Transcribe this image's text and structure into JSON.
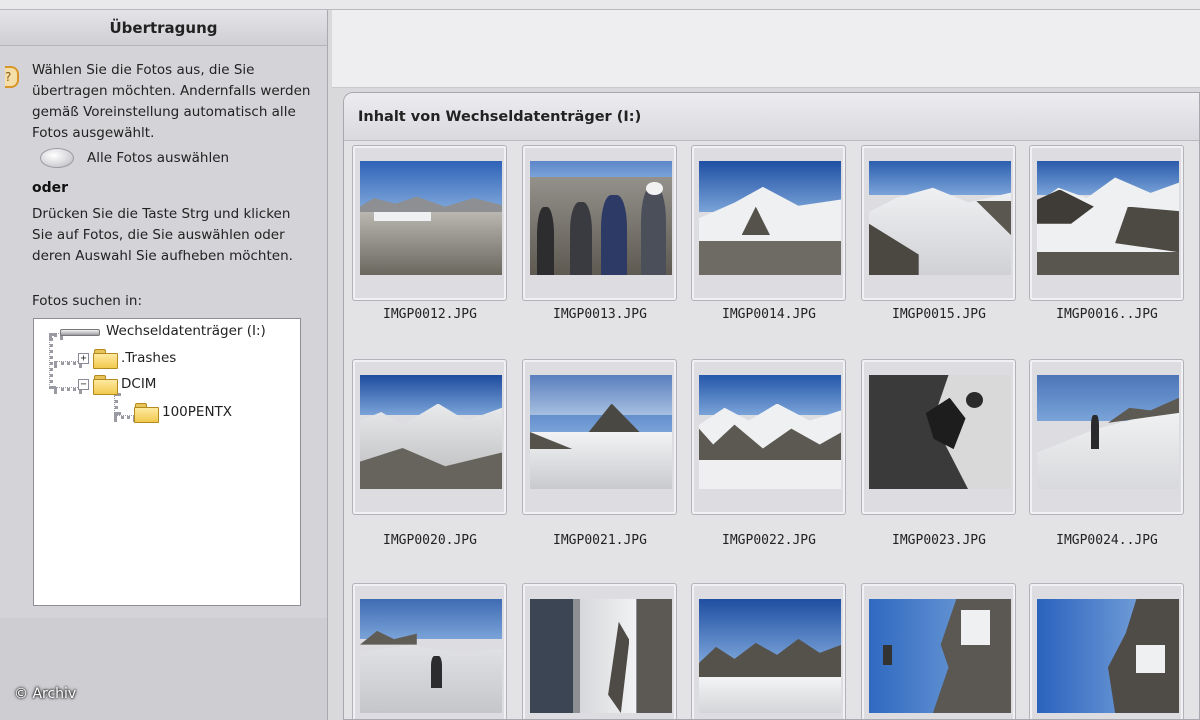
{
  "sidebar": {
    "title": "Übertragung",
    "instruction": "Wählen Sie die Fotos aus, die Sie übertragen möchten. Andernfalls werden gemäß Voreinstellung automatisch alle Fotos ausgewählt.",
    "select_all_label": "Alle Fotos auswählen",
    "or_label": "oder",
    "ctrl_instruction": "Drücken Sie die Taste Strg und klicken Sie auf Fotos, die Sie auswählen oder deren Auswahl Sie aufheben möchten.",
    "search_in_label": "Fotos suchen in:",
    "tree": {
      "drive": "Wechseldatenträger (I:)",
      "folders": [
        ".Trashes",
        "DCIM"
      ],
      "subfolder": "100PENTX"
    }
  },
  "content": {
    "header": "Inhalt von Wechseldatenträger (I:)",
    "photos": [
      {
        "name": "IMGP0012.JPG",
        "scene": "ridge-blue"
      },
      {
        "name": "IMGP0013.JPG",
        "scene": "people"
      },
      {
        "name": "IMGP0014.JPG",
        "scene": "snowpeak"
      },
      {
        "name": "IMGP0015.JPG",
        "scene": "glacier"
      },
      {
        "name": "IMGP0016..JPG",
        "scene": "glacier2"
      },
      {
        "name": "IMGP0020.JPG",
        "scene": "glacier3"
      },
      {
        "name": "IMGP0021.JPG",
        "scene": "peak-cloud"
      },
      {
        "name": "IMGP0022.JPG",
        "scene": "glacier4"
      },
      {
        "name": "IMGP0023.JPG",
        "scene": "climber-bw"
      },
      {
        "name": "IMGP0024..JPG",
        "scene": "slope-hiker"
      },
      {
        "name": "",
        "scene": "slope-hiker2"
      },
      {
        "name": "",
        "scene": "icewall"
      },
      {
        "name": "",
        "scene": "ridge-sky"
      },
      {
        "name": "",
        "scene": "rotated-rock"
      },
      {
        "name": "",
        "scene": "rotated-rock2"
      }
    ]
  },
  "watermark": "© Archiv",
  "colors": {
    "sky": "#2f63b8",
    "snow": "#eef0f2",
    "rock": "#4e4c48",
    "panel": "#e3e3e6"
  }
}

===

Omit every picture while copying the listing above exactly.

Transcribe this image's text and structure into JSON.
{
  "sidebar": {
    "title": "Übertragung",
    "instruction": "Wählen Sie die Fotos aus, die Sie übertragen möchten. Andernfalls werden gemäß Voreinstellung automatisch alle Fotos ausgewählt.",
    "select_all_label": "Alle Fotos auswählen",
    "or_label": "oder",
    "ctrl_instruction": "Drücken Sie die Taste Strg und klicken Sie auf Fotos, die Sie auswählen oder deren Auswahl Sie aufheben möchten.",
    "search_in_label": "Fotos suchen in:",
    "tree": {
      "drive": "Wechseldatenträger (I:)",
      "folders": [
        ".Trashes",
        "DCIM"
      ],
      "subfolder": "100PENTX"
    }
  },
  "content": {
    "header": "Inhalt von Wechseldatenträger (I:)",
    "photos": [
      {
        "name": "IMGP0012.JPG",
        "scene": "ridge-blue"
      },
      {
        "name": "IMGP0013.JPG",
        "scene": "people"
      },
      {
        "name": "IMGP0014.JPG",
        "scene": "snowpeak"
      },
      {
        "name": "IMGP0015.JPG",
        "scene": "glacier"
      },
      {
        "name": "IMGP0016..JPG",
        "scene": "glacier2"
      },
      {
        "name": "IMGP0020.JPG",
        "scene": "glacier3"
      },
      {
        "name": "IMGP0021.JPG",
        "scene": "peak-cloud"
      },
      {
        "name": "IMGP0022.JPG",
        "scene": "glacier4"
      },
      {
        "name": "IMGP0023.JPG",
        "scene": "climber-bw"
      },
      {
        "name": "IMGP0024..JPG",
        "scene": "slope-hiker"
      },
      {
        "name": "",
        "scene": "slope-hiker2"
      },
      {
        "name": "",
        "scene": "icewall"
      },
      {
        "name": "",
        "scene": "ridge-sky"
      },
      {
        "name": "",
        "scene": "rotated-rock"
      },
      {
        "name": "",
        "scene": "rotated-rock2"
      }
    ]
  },
  "watermark": "© Archiv",
  "colors": {
    "sky": "#2f63b8",
    "snow": "#eef0f2",
    "rock": "#4e4c48",
    "panel": "#e3e3e6"
  }
}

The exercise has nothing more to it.